--- start The records ---

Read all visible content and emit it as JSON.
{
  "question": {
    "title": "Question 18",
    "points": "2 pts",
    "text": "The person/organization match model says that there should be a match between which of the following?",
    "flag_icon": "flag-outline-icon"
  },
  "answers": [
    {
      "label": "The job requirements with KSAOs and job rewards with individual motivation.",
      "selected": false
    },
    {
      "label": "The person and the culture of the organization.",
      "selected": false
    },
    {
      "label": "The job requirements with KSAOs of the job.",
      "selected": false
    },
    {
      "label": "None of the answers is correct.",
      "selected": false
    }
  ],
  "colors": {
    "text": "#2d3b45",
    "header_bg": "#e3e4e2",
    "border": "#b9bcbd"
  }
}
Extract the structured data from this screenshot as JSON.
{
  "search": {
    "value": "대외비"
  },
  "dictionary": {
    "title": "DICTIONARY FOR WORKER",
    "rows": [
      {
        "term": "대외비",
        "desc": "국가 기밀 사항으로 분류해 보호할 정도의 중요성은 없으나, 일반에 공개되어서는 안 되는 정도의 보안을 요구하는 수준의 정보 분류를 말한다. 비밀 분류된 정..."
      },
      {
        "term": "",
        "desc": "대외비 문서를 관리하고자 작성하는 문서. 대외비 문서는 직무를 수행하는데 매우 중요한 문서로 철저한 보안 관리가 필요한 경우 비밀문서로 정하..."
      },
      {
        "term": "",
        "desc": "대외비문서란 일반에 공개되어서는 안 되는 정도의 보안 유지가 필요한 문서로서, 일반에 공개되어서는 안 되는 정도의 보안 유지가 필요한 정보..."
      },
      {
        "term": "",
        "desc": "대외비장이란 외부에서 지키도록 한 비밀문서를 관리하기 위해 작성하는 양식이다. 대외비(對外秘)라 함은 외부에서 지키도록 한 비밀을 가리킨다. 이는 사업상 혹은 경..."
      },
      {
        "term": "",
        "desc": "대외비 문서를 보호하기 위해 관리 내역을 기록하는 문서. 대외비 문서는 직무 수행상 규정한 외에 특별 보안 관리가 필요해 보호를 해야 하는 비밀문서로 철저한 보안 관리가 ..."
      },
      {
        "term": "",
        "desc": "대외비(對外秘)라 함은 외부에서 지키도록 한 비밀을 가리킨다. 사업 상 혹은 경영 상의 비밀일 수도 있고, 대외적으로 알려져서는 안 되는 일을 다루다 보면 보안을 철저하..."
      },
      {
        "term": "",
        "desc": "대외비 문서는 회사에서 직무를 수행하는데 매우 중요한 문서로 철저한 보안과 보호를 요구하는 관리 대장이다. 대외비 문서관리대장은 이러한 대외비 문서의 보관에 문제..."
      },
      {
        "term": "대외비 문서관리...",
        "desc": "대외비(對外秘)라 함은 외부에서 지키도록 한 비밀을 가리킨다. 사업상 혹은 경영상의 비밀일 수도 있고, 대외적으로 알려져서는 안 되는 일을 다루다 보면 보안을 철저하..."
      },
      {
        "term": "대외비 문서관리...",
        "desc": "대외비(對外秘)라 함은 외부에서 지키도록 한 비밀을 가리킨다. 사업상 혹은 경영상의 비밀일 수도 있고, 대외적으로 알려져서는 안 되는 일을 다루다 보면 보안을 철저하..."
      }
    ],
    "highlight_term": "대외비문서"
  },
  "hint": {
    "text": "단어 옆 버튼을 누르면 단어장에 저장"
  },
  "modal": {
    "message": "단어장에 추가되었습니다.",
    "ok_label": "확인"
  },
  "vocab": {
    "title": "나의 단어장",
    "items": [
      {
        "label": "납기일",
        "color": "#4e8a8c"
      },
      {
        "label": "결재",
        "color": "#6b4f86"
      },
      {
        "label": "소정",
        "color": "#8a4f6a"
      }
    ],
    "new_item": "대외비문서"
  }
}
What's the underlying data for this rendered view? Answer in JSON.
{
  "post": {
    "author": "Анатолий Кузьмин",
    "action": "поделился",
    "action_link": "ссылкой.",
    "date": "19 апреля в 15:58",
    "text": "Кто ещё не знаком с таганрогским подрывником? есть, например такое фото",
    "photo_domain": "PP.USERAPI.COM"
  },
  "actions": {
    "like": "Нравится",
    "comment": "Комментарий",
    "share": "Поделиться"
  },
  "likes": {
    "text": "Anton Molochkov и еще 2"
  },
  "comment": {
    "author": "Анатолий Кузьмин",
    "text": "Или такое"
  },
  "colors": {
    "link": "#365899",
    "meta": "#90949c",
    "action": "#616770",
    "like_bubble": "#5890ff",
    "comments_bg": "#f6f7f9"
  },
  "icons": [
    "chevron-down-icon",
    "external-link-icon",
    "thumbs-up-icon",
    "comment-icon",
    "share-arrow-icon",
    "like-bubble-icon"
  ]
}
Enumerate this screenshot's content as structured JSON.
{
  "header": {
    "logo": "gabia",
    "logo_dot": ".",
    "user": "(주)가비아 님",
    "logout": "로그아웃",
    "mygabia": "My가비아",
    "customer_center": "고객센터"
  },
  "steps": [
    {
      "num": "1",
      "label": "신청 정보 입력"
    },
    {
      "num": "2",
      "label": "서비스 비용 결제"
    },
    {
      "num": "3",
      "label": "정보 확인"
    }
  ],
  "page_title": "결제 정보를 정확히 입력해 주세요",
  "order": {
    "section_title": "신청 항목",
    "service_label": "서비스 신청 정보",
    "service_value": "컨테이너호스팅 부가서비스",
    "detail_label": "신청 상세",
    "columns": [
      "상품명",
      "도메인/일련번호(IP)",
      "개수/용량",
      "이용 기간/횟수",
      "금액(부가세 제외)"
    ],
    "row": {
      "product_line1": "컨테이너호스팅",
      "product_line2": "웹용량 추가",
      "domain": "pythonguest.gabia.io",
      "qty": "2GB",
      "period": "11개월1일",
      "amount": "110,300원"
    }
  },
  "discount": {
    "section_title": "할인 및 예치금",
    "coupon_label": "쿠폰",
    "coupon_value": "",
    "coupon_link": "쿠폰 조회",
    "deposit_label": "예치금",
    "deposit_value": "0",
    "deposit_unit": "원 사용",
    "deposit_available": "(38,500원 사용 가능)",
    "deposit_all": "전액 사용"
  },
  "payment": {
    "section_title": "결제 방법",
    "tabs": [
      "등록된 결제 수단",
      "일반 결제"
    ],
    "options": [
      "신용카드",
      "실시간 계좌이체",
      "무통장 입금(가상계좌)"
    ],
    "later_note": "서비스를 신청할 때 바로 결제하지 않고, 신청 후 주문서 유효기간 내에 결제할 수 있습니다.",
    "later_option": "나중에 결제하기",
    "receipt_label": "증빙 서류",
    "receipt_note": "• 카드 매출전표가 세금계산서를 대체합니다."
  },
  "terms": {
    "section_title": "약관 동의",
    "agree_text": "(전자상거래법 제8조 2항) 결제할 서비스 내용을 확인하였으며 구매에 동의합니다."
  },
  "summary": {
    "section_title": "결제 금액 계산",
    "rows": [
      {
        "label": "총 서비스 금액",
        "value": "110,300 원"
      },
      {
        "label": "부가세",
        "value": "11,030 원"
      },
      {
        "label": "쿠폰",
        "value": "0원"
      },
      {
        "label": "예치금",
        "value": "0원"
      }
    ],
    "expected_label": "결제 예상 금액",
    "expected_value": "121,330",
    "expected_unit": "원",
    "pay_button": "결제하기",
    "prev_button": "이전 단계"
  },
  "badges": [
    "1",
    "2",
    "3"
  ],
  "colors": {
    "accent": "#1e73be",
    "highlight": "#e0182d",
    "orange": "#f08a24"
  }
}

--- end The records ---

Given task – Make an exact copy of every entry.

Result for this task –
Read all visible content and emit it as JSON.
{
  "question": {
    "title": "Question 18",
    "points": "2 pts",
    "text": "The person/organization match model says that there should be a match between which of the following?",
    "flag_icon": "flag-outline-icon"
  },
  "answers": [
    {
      "label": "The job requirements with KSAOs and job rewards with individual motivation.",
      "selected": false
    },
    {
      "label": "The person and the culture of the organization.",
      "selected": false
    },
    {
      "label": "The job requirements with KSAOs of the job.",
      "selected": false
    },
    {
      "label": "None of the answers is correct.",
      "selected": false
    }
  ],
  "colors": {
    "text": "#2d3b45",
    "header_bg": "#e3e4e2",
    "border": "#b9bcbd"
  }
}
Extract the structured data from this screenshot as JSON.
{
  "search": {
    "value": "대외비"
  },
  "dictionary": {
    "title": "DICTIONARY FOR WORKER",
    "rows": [
      {
        "term": "대외비",
        "desc": "국가 기밀 사항으로 분류해 보호할 정도의 중요성은 없으나, 일반에 공개되어서는 안 되는 정도의 보안을 요구하는 수준의 정보 분류를 말한다. 비밀 분류된 정..."
      },
      {
        "term": "",
        "desc": "대외비 문서를 관리하고자 작성하는 문서. 대외비 문서는 직무를 수행하는데 매우 중요한 문서로 철저한 보안 관리가 필요한 경우 비밀문서로 정하..."
      },
      {
        "term": "",
        "desc": "대외비문서란 일반에 공개되어서는 안 되는 정도의 보안 유지가 필요한 문서로서, 일반에 공개되어서는 안 되는 정도의 보안 유지가 필요한 정보..."
      },
      {
        "term": "",
        "desc": "대외비장이란 외부에서 지키도록 한 비밀문서를 관리하기 위해 작성하는 양식이다. 대외비(對外秘)라 함은 외부에서 지키도록 한 비밀을 가리킨다. 이는 사업상 혹은 경..."
      },
      {
        "term": "",
        "desc": "대외비 문서를 보호하기 위해 관리 내역을 기록하는 문서. 대외비 문서는 직무 수행상 규정한 외에 특별 보안 관리가 필요해 보호를 해야 하는 비밀문서로 철저한 보안 관리가 ..."
      },
      {
        "term": "",
        "desc": "대외비(對外秘)라 함은 외부에서 지키도록 한 비밀을 가리킨다. 사업 상 혹은 경영 상의 비밀일 수도 있고, 대외적으로 알려져서는 안 되는 일을 다루다 보면 보안을 철저하..."
      },
      {
        "term": "",
        "desc": "대외비 문서는 회사에서 직무를 수행하는데 매우 중요한 문서로 철저한 보안과 보호를 요구하는 관리 대장이다. 대외비 문서관리대장은 이러한 대외비 문서의 보관에 문제..."
      },
      {
        "term": "대외비 문서관리...",
        "desc": "대외비(對外秘)라 함은 외부에서 지키도록 한 비밀을 가리킨다. 사업상 혹은 경영상의 비밀일 수도 있고, 대외적으로 알려져서는 안 되는 일을 다루다 보면 보안을 철저하..."
      },
      {
        "term": "대외비 문서관리...",
        "desc": "대외비(對外秘)라 함은 외부에서 지키도록 한 비밀을 가리킨다. 사업상 혹은 경영상의 비밀일 수도 있고, 대외적으로 알려져서는 안 되는 일을 다루다 보면 보안을 철저하..."
      }
    ],
    "highlight_term": "대외비문서"
  },
  "hint": {
    "text": "단어 옆 버튼을 누르면 단어장에 저장"
  },
  "modal": {
    "message": "단어장에 추가되었습니다.",
    "ok_label": "확인"
  },
  "vocab": {
    "title": "나의 단어장",
    "items": [
      {
        "label": "납기일",
        "color": "#4e8a8c"
      },
      {
        "label": "결재",
        "color": "#6b4f86"
      },
      {
        "label": "소정",
        "color": "#8a4f6a"
      }
    ],
    "new_item": "대외비문서"
  }
}
What's the underlying data for this rendered view? Answer in JSON.
{
  "post": {
    "author": "Анатолий Кузьмин",
    "action": "поделился",
    "action_link": "ссылкой.",
    "date": "19 апреля в 15:58",
    "text": "Кто ещё не знаком с таганрогским подрывником? есть, например такое фото",
    "photo_domain": "PP.USERAPI.COM"
  },
  "actions": {
    "like": "Нравится",
    "comment": "Комментарий",
    "share": "Поделиться"
  },
  "likes": {
    "text": "Anton Molochkov и еще 2"
  },
  "comment": {
    "author": "Анатолий Кузьмин",
    "text": "Или такое"
  },
  "colors": {
    "link": "#365899",
    "meta": "#90949c",
    "action": "#616770",
    "like_bubble": "#5890ff",
    "comments_bg": "#f6f7f9"
  },
  "icons": [
    "chevron-down-icon",
    "external-link-icon",
    "thumbs-up-icon",
    "comment-icon",
    "share-arrow-icon",
    "like-bubble-icon"
  ]
}
Enumerate this screenshot's content as structured JSON.
{
  "header": {
    "logo": "gabia",
    "logo_dot": ".",
    "user": "(주)가비아 님",
    "logout": "로그아웃",
    "mygabia": "My가비아",
    "customer_center": "고객센터"
  },
  "steps": [
    {
      "num": "1",
      "label": "신청 정보 입력"
    },
    {
      "num": "2",
      "label": "서비스 비용 결제"
    },
    {
      "num": "3",
      "label": "정보 확인"
    }
  ],
  "page_title": "결제 정보를 정확히 입력해 주세요",
  "order": {
    "section_title": "신청 항목",
    "service_label": "서비스 신청 정보",
    "service_value": "컨테이너호스팅 부가서비스",
    "detail_label": "신청 상세",
    "columns": [
      "상품명",
      "도메인/일련번호(IP)",
      "개수/용량",
      "이용 기간/횟수",
      "금액(부가세 제외)"
    ],
    "row": {
      "product_line1": "컨테이너호스팅",
      "product_line2": "웹용량 추가",
      "domain": "pythonguest.gabia.io",
      "qty": "2GB",
      "period": "11개월1일",
      "amount": "110,300원"
    }
  },
  "discount": {
    "section_title": "할인 및 예치금",
    "coupon_label": "쿠폰",
    "coupon_value": "",
    "coupon_link": "쿠폰 조회",
    "deposit_label": "예치금",
    "deposit_value": "0",
    "deposit_unit": "원 사용",
    "deposit_available": "(38,500원 사용 가능)",
    "deposit_all": "전액 사용"
  },
  "payment": {
    "section_title": "결제 방법",
    "tabs": [
      "등록된 결제 수단",
      "일반 결제"
    ],
    "options": [
      "신용카드",
      "실시간 계좌이체",
      "무통장 입금(가상계좌)"
    ],
    "later_note": "서비스를 신청할 때 바로 결제하지 않고, 신청 후 주문서 유효기간 내에 결제할 수 있습니다.",
    "later_option": "나중에 결제하기",
    "receipt_label": "증빙 서류",
    "receipt_note": "• 카드 매출전표가 세금계산서를 대체합니다."
  },
  "terms": {
    "section_title": "약관 동의",
    "agree_text": "(전자상거래법 제8조 2항) 결제할 서비스 내용을 확인하였으며 구매에 동의합니다."
  },
  "summary": {
    "section_title": "결제 금액 계산",
    "rows": [
      {
        "label": "총 서비스 금액",
        "value": "110,300 원"
      },
      {
        "label": "부가세",
        "value": "11,030 원"
      },
      {
        "label": "쿠폰",
        "value": "0원"
      },
      {
        "label": "예치금",
        "value": "0원"
      }
    ],
    "expected_label": "결제 예상 금액",
    "expected_value": "121,330",
    "expected_unit": "원",
    "pay_button": "결제하기",
    "prev_button": "이전 단계"
  },
  "badges": [
    "1",
    "2",
    "3"
  ],
  "colors": {
    "accent": "#1e73be",
    "highlight": "#e0182d",
    "orange": "#f08a24"
  }
}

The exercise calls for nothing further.